Pull out every line below that contains the word "down".

• **GIVEN INFORMATION**

· · ·

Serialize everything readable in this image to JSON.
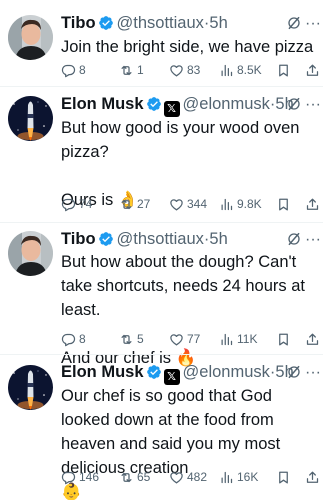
{
  "tweets": [
    {
      "name": "Tibo",
      "handle": "@thsottiaux",
      "sep": "·",
      "time": "5h",
      "text": "Join the bright side, we have pizza",
      "replies": "8",
      "reposts": "1",
      "likes": "83",
      "views": "8.5K",
      "verified": true,
      "x_badge": false
    },
    {
      "name": "Elon Musk",
      "handle": "@elonmusk",
      "sep": "·",
      "time": "5h",
      "text": "But how good is your wood oven pizza?\n\nOurs is 👌",
      "replies": "74",
      "reposts": "27",
      "likes": "344",
      "views": "9.8K",
      "verified": true,
      "x_badge": true
    },
    {
      "name": "Tibo",
      "handle": "@thsottiaux",
      "sep": "·",
      "time": "5h",
      "text": "But how about the dough? Can't take shortcuts, needs 24 hours at least.\n\nAnd our chef is 🔥",
      "replies": "8",
      "reposts": "5",
      "likes": "77",
      "views": "11K",
      "verified": true,
      "x_badge": false
    },
    {
      "name": "Elon Musk",
      "handle": "@elonmusk",
      "sep": "·",
      "time": "5h",
      "text": "Our chef is so good that God looked down at the food from heaven and said you my most delicious creation\n👶",
      "replies": "146",
      "reposts": "65",
      "likes": "482",
      "views": "16K",
      "verified": true,
      "x_badge": true
    }
  ],
  "icons": {
    "reply": "reply-icon",
    "repost": "repost-icon",
    "like": "like-icon",
    "views": "views-icon",
    "bookmark": "bookmark-icon",
    "share": "share-icon",
    "grok": "grok-icon",
    "more": "more-icon",
    "verified": "verified-badge-icon",
    "x": "x-affiliation-badge-icon"
  },
  "colors": {
    "text": "#0f1419",
    "secondary": "#536471",
    "verified": "#1d9bf0",
    "divider": "#eff3f4"
  }
}
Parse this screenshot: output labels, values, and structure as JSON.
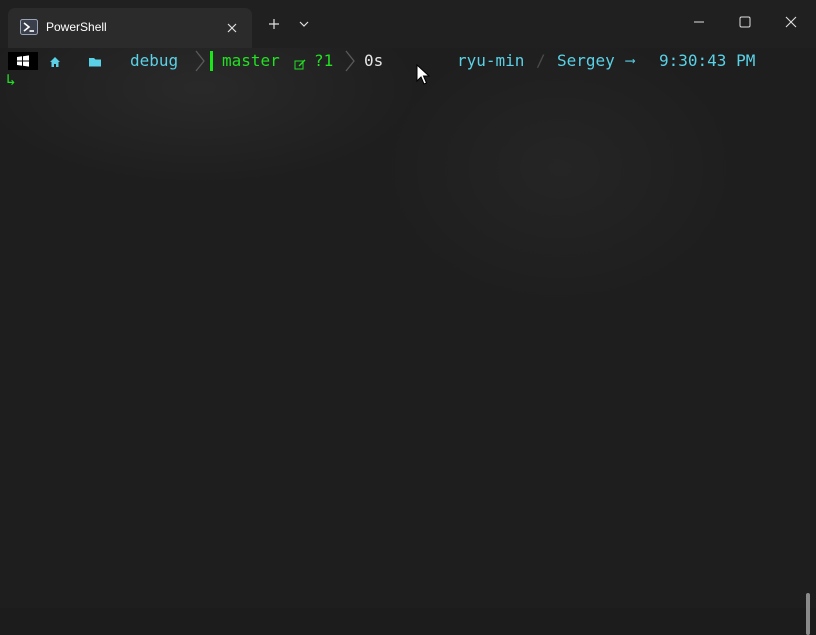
{
  "window": {
    "tab_title": "PowerShell",
    "tab_icon": "powershell-icon",
    "close_tab_icon": "close-icon",
    "new_tab_icon": "plus-icon",
    "dropdown_icon": "chevron-down-icon",
    "controls": [
      "minimize-icon",
      "maximize-icon",
      "close-icon"
    ]
  },
  "prompt": {
    "os_icon": "windows-icon",
    "home_icon": "home-icon",
    "folder_icon": "folder-icon",
    "path": "debug",
    "branch_icon": "git-branch-icon",
    "branch": "master",
    "changes_icon": "edit-icon",
    "untracked": "?1",
    "duration": "0s",
    "host": "ryu-min",
    "separator": "/",
    "user": "Sergey",
    "arrow": "⟶",
    "time": "9:30:43 PM",
    "second_line_symbol": "↳"
  },
  "colors": {
    "terminal_bg": "#1e1e1e",
    "titlebar_bg": "#202020",
    "tab_bg": "#2b2b2b",
    "cyan": "#5ad1e6",
    "green": "#22e022",
    "white": "#e6e6e6"
  }
}
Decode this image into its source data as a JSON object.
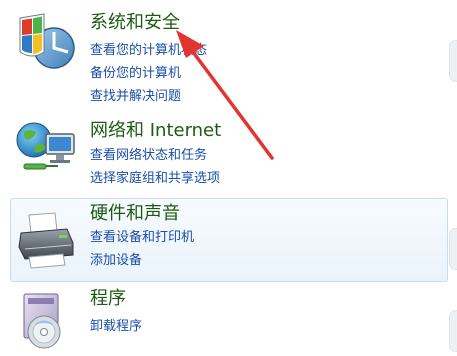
{
  "categories": [
    {
      "title": "系统和安全",
      "icon": "security-shield-icon",
      "links": [
        "查看您的计算机状态",
        "备份您的计算机",
        "查找并解决问题"
      ]
    },
    {
      "title": "网络和 Internet",
      "icon": "network-globe-icon",
      "links": [
        "查看网络状态和任务",
        "选择家庭组和共享选项"
      ]
    },
    {
      "title": "硬件和声音",
      "icon": "printer-icon",
      "links": [
        "查看设备和打印机",
        "添加设备"
      ]
    },
    {
      "title": "程序",
      "icon": "programs-disc-icon",
      "links": [
        "卸载程序"
      ]
    }
  ],
  "colors": {
    "title_green": "#1e5b12",
    "link_blue": "#1a4ea8",
    "hover_border": "#c7dcef",
    "annotation_arrow": "#e3342f"
  }
}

· · ·

• **RESULT**
      "text": "Our chef is so good that God looked down at the food from heaven and said you my most delicious creation\n👶",
    "dropdown_icon": "chevron-down-icon",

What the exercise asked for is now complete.